--- start of GIVEN INFORMATION ---

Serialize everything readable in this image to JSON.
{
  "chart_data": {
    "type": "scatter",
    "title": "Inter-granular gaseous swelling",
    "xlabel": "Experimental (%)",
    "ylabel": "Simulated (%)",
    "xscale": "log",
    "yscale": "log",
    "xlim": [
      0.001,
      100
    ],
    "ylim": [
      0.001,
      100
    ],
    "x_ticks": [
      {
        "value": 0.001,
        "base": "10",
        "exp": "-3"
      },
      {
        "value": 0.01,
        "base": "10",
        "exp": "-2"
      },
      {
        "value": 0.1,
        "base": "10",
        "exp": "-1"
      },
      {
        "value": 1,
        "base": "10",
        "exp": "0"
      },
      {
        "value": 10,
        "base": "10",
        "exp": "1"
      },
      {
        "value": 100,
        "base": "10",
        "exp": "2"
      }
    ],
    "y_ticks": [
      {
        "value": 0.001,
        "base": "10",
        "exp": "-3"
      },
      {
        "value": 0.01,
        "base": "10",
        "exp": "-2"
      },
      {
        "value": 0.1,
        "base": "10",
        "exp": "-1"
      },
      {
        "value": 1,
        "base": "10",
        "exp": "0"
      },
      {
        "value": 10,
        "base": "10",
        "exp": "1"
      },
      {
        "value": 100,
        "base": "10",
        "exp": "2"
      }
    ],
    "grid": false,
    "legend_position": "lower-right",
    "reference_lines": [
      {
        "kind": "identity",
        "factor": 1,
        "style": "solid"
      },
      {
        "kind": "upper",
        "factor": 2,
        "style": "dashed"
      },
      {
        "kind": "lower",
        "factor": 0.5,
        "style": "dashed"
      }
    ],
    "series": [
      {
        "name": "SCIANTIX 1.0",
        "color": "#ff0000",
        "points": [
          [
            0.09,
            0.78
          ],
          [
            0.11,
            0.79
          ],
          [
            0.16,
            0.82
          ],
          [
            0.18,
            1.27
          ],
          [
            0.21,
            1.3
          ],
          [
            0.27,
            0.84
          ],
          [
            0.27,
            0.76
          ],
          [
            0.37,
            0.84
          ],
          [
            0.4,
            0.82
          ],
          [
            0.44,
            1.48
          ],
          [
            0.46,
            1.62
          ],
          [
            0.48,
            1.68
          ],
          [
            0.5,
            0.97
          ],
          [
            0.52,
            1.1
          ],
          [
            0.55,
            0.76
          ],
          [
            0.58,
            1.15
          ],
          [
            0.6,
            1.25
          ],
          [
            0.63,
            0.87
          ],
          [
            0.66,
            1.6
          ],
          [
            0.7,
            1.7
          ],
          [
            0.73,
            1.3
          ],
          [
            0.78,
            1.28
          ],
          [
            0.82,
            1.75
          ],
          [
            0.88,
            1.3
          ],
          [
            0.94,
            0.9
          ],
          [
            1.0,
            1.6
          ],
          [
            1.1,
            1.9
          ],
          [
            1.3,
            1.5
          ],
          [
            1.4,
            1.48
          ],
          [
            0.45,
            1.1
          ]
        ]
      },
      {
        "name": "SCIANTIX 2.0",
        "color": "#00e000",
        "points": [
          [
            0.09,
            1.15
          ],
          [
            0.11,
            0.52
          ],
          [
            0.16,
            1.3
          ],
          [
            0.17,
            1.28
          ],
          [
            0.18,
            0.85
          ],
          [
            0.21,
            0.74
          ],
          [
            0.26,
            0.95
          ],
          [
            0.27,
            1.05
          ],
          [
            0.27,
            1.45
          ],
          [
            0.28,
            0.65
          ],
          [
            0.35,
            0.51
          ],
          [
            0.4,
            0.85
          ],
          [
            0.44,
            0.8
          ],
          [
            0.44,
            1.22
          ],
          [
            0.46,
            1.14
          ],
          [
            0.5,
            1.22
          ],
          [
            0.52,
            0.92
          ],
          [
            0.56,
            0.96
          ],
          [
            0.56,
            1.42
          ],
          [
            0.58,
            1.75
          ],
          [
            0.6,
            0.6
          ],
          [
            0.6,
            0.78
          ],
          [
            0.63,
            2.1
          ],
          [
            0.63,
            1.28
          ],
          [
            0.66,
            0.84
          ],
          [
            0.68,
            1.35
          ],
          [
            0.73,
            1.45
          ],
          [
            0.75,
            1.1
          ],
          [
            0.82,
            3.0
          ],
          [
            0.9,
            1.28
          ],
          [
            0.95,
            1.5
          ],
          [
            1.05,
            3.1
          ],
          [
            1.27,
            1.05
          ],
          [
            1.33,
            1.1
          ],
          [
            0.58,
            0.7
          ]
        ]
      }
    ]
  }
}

--- end of GIVEN INFORMATION ---

TO DO:
Repeat the listing in full, keeping every line exactly as it is.

EXERCISE RESPONSE:
Serialize everything readable in this image to JSON.
{
  "chart_data": {
    "type": "scatter",
    "title": "Inter-granular gaseous swelling",
    "xlabel": "Experimental (%)",
    "ylabel": "Simulated (%)",
    "xscale": "log",
    "yscale": "log",
    "xlim": [
      0.001,
      100
    ],
    "ylim": [
      0.001,
      100
    ],
    "x_ticks": [
      {
        "value": 0.001,
        "base": "10",
        "exp": "-3"
      },
      {
        "value": 0.01,
        "base": "10",
        "exp": "-2"
      },
      {
        "value": 0.1,
        "base": "10",
        "exp": "-1"
      },
      {
        "value": 1,
        "base": "10",
        "exp": "0"
      },
      {
        "value": 10,
        "base": "10",
        "exp": "1"
      },
      {
        "value": 100,
        "base": "10",
        "exp": "2"
      }
    ],
    "y_ticks": [
      {
        "value": 0.001,
        "base": "10",
        "exp": "-3"
      },
      {
        "value": 0.01,
        "base": "10",
        "exp": "-2"
      },
      {
        "value": 0.1,
        "base": "10",
        "exp": "-1"
      },
      {
        "value": 1,
        "base": "10",
        "exp": "0"
      },
      {
        "value": 10,
        "base": "10",
        "exp": "1"
      },
      {
        "value": 100,
        "base": "10",
        "exp": "2"
      }
    ],
    "grid": false,
    "legend_position": "lower-right",
    "reference_lines": [
      {
        "kind": "identity",
        "factor": 1,
        "style": "solid"
      },
      {
        "kind": "upper",
        "factor": 2,
        "style": "dashed"
      },
      {
        "kind": "lower",
        "factor": 0.5,
        "style": "dashed"
      }
    ],
    "series": [
      {
        "name": "SCIANTIX 1.0",
        "color": "#ff0000",
        "points": [
          [
            0.09,
            0.78
          ],
          [
            0.11,
            0.79
          ],
          [
            0.16,
            0.82
          ],
          [
            0.18,
            1.27
          ],
          [
            0.21,
            1.3
          ],
          [
            0.27,
            0.84
          ],
          [
            0.27,
            0.76
          ],
          [
            0.37,
            0.84
          ],
          [
            0.4,
            0.82
          ],
          [
            0.44,
            1.48
          ],
          [
            0.46,
            1.62
          ],
          [
            0.48,
            1.68
          ],
          [
            0.5,
            0.97
          ],
          [
            0.52,
            1.1
          ],
          [
            0.55,
            0.76
          ],
          [
            0.58,
            1.15
          ],
          [
            0.6,
            1.25
          ],
          [
            0.63,
            0.87
          ],
          [
            0.66,
            1.6
          ],
          [
            0.7,
            1.7
          ],
          [
            0.73,
            1.3
          ],
          [
            0.78,
            1.28
          ],
          [
            0.82,
            1.75
          ],
          [
            0.88,
            1.3
          ],
          [
            0.94,
            0.9
          ],
          [
            1.0,
            1.6
          ],
          [
            1.1,
            1.9
          ],
          [
            1.3,
            1.5
          ],
          [
            1.4,
            1.48
          ],
          [
            0.45,
            1.1
          ]
        ]
      },
      {
        "name": "SCIANTIX 2.0",
        "color": "#00e000",
        "points": [
          [
            0.09,
            1.15
          ],
          [
            0.11,
            0.52
          ],
          [
            0.16,
            1.3
          ],
          [
            0.17,
            1.28
          ],
          [
            0.18,
            0.85
          ],
          [
            0.21,
            0.74
          ],
          [
            0.26,
            0.95
          ],
          [
            0.27,
            1.05
          ],
          [
            0.27,
            1.45
          ],
          [
            0.28,
            0.65
          ],
          [
            0.35,
            0.51
          ],
          [
            0.4,
            0.85
          ],
          [
            0.44,
            0.8
          ],
          [
            0.44,
            1.22
          ],
          [
            0.46,
            1.14
          ],
          [
            0.5,
            1.22
          ],
          [
            0.52,
            0.92
          ],
          [
            0.56,
            0.96
          ],
          [
            0.56,
            1.42
          ],
          [
            0.58,
            1.75
          ],
          [
            0.6,
            0.6
          ],
          [
            0.6,
            0.78
          ],
          [
            0.63,
            2.1
          ],
          [
            0.63,
            1.28
          ],
          [
            0.66,
            0.84
          ],
          [
            0.68,
            1.35
          ],
          [
            0.73,
            1.45
          ],
          [
            0.75,
            1.1
          ],
          [
            0.82,
            3.0
          ],
          [
            0.9,
            1.28
          ],
          [
            0.95,
            1.5
          ],
          [
            1.05,
            3.1
          ],
          [
            1.27,
            1.05
          ],
          [
            1.33,
            1.1
          ],
          [
            0.58,
            0.7
          ]
        ]
      }
    ]
  }
}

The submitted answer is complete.